• PROMPT:
Write out the records below once more, exactly as they stand.

------------------------------------------------------------------------

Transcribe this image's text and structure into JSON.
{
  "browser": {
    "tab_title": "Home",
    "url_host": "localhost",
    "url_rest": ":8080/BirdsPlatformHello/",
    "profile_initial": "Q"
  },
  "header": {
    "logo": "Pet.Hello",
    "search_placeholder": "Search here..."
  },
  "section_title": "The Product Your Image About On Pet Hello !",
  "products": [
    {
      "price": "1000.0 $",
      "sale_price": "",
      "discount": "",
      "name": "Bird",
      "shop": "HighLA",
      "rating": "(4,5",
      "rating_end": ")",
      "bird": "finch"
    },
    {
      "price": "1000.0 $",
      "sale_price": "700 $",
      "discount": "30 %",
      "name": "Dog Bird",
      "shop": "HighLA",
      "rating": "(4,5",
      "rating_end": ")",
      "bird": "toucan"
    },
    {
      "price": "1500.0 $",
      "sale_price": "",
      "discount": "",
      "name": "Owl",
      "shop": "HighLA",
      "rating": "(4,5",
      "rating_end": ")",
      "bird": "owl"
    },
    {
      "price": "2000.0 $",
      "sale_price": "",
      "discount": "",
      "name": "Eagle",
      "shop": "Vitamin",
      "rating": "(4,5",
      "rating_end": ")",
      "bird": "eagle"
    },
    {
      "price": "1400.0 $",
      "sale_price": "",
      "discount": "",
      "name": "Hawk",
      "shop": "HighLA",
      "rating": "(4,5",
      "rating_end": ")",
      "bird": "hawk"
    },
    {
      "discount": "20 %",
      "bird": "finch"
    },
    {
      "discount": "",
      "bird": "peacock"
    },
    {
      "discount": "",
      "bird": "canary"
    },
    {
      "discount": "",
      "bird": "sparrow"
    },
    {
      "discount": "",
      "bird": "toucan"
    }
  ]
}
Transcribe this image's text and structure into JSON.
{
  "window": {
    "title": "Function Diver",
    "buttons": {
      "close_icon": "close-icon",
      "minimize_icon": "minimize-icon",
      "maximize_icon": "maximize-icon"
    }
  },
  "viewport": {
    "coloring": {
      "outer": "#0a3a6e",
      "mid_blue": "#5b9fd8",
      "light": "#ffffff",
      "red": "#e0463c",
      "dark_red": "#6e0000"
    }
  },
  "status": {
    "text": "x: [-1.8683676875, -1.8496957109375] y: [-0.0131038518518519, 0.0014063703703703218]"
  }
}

------------------------------------------------------------------------

• IN RESPONSE:
Transcribe this image's text and structure into JSON.
{
  "browser": {
    "tab_title": "Home",
    "url_host": "localhost",
    "url_rest": ":8080/BirdsPlatformHello/",
    "profile_initial": "Q"
  },
  "header": {
    "logo": "Pet.Hello",
    "search_placeholder": "Search here..."
  },
  "section_title": "The Product Your Image About On Pet Hello !",
  "products": [
    {
      "price": "1000.0 $",
      "sale_price": "",
      "discount": "",
      "name": "Bird",
      "shop": "HighLA",
      "rating": "(4,5",
      "rating_end": ")",
      "bird": "finch"
    },
    {
      "price": "1000.0 $",
      "sale_price": "700 $",
      "discount": "30 %",
      "name": "Dog Bird",
      "shop": "HighLA",
      "rating": "(4,5",
      "rating_end": ")",
      "bird": "toucan"
    },
    {
      "price": "1500.0 $",
      "sale_price": "",
      "discount": "",
      "name": "Owl",
      "shop": "HighLA",
      "rating": "(4,5",
      "rating_end": ")",
      "bird": "owl"
    },
    {
      "price": "2000.0 $",
      "sale_price": "",
      "discount": "",
      "name": "Eagle",
      "shop": "Vitamin",
      "rating": "(4,5",
      "rating_end": ")",
      "bird": "eagle"
    },
    {
      "price": "1400.0 $",
      "sale_price": "",
      "discount": "",
      "name": "Hawk",
      "shop": "HighLA",
      "rating": "(4,5",
      "rating_end": ")",
      "bird": "hawk"
    },
    {
      "discount": "20 %",
      "bird": "finch"
    },
    {
      "discount": "",
      "bird": "peacock"
    },
    {
      "discount": "",
      "bird": "canary"
    },
    {
      "discount": "",
      "bird": "sparrow"
    },
    {
      "discount": "",
      "bird": "toucan"
    }
  ]
}
Transcribe this image's text and structure into JSON.
{
  "window": {
    "title": "Function Diver",
    "buttons": {
      "close_icon": "close-icon",
      "minimize_icon": "minimize-icon",
      "maximize_icon": "maximize-icon"
    }
  },
  "viewport": {
    "coloring": {
      "outer": "#0a3a6e",
      "mid_blue": "#5b9fd8",
      "light": "#ffffff",
      "red": "#e0463c",
      "dark_red": "#6e0000"
    }
  },
  "status": {
    "text": "x: [-1.8683676875, -1.8496957109375] y: [-0.0131038518518519, 0.0014063703703703218]"
  }
}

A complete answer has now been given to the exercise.